Stored data -
************
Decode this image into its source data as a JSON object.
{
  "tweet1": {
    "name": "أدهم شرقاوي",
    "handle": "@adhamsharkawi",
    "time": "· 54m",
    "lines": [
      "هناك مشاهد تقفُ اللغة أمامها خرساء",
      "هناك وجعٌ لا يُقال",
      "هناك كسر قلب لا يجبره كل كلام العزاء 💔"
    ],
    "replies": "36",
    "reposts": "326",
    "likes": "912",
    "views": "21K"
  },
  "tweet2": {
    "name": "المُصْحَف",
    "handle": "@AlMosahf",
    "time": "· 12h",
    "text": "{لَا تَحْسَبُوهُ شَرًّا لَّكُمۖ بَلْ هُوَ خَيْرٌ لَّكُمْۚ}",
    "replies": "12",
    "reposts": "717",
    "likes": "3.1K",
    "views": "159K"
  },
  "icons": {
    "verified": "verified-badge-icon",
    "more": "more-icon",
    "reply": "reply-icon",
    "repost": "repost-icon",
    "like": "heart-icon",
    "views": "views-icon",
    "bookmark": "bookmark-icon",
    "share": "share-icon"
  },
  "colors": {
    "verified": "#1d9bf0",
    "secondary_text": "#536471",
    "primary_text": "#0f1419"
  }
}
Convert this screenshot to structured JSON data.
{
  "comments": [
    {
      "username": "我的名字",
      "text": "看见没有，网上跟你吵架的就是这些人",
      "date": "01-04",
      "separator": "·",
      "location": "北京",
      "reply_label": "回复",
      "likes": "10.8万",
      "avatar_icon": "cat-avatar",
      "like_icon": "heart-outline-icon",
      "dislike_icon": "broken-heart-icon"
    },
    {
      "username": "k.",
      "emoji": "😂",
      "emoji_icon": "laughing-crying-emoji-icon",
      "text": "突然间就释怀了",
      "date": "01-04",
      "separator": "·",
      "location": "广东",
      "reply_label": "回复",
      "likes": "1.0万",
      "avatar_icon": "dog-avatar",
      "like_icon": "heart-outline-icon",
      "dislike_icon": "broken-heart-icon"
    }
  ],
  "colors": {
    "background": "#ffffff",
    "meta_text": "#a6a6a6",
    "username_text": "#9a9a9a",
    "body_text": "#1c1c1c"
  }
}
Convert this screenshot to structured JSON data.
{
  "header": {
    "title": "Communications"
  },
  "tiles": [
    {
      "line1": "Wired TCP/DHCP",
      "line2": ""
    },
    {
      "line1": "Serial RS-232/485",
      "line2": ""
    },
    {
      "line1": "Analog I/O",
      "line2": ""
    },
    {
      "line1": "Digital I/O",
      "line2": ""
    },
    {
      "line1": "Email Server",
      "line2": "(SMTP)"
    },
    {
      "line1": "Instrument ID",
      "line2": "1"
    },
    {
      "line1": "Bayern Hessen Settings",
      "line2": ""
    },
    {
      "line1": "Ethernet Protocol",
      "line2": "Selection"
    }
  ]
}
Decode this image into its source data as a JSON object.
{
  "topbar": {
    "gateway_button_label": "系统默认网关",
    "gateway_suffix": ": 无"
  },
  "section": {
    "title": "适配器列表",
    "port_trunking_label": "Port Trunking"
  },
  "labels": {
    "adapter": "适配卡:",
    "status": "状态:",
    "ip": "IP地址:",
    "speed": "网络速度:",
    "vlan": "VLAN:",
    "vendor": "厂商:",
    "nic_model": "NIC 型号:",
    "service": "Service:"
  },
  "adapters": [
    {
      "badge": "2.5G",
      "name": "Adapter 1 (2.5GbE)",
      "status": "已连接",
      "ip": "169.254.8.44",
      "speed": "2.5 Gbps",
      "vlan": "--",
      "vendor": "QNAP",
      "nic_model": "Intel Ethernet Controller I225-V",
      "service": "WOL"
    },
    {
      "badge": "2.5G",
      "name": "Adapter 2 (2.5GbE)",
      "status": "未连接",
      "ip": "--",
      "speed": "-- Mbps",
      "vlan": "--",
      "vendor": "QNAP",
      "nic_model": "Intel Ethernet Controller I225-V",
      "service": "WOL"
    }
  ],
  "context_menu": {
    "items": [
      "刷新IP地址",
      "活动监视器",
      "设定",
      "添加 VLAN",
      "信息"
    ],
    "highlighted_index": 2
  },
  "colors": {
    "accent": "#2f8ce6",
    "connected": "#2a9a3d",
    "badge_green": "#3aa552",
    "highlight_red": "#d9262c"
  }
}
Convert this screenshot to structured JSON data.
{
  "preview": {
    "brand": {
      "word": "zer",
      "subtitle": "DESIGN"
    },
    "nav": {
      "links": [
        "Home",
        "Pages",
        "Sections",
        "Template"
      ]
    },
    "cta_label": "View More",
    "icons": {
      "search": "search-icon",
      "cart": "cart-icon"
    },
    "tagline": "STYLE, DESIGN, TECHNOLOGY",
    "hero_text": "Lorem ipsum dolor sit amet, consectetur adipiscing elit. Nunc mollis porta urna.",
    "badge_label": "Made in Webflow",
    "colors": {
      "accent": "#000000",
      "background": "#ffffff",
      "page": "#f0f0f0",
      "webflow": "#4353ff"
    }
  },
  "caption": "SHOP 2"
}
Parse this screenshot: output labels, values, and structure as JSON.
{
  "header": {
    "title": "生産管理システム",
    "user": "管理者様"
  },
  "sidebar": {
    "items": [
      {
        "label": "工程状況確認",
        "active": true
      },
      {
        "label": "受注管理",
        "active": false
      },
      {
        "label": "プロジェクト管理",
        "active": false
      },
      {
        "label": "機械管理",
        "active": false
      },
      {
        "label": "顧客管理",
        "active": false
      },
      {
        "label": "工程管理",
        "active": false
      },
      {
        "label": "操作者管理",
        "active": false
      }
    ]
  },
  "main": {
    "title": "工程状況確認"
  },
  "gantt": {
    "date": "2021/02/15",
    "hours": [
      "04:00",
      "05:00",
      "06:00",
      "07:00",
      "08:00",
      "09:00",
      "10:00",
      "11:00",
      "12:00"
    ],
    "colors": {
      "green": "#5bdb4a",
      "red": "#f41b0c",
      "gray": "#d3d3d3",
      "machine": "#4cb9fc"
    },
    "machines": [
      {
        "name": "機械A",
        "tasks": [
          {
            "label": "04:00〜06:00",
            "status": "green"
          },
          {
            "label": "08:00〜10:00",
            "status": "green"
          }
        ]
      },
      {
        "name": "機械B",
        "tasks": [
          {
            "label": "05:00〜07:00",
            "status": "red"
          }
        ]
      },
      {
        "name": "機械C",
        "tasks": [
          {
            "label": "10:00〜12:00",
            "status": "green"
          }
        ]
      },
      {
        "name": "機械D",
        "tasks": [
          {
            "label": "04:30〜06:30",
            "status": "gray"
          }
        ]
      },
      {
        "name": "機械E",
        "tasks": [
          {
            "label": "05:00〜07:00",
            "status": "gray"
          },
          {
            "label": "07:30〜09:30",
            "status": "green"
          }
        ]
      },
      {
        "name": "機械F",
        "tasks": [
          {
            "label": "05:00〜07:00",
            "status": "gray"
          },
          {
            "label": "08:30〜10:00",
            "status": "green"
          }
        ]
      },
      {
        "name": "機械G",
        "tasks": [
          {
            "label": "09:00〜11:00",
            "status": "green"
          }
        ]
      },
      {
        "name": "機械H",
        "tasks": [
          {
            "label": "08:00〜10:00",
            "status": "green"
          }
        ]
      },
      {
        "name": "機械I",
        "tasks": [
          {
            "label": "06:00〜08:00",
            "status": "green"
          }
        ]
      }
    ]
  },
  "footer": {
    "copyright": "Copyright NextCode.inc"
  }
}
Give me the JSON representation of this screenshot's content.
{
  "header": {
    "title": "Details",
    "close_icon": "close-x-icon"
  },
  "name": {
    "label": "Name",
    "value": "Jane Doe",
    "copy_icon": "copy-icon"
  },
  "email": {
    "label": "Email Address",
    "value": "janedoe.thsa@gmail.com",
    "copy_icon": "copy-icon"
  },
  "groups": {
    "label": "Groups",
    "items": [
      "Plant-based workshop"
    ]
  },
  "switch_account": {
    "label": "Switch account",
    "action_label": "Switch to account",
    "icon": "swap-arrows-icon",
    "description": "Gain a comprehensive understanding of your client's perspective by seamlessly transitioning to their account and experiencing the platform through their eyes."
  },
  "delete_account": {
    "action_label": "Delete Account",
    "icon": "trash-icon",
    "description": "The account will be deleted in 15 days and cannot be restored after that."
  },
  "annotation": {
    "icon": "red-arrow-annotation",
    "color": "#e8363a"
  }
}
************
TASK DIRECTIONS -
Say how many lines in this material hold "avatar", and say nothing else.

RESPONSE TO THIS EXERCISE -
2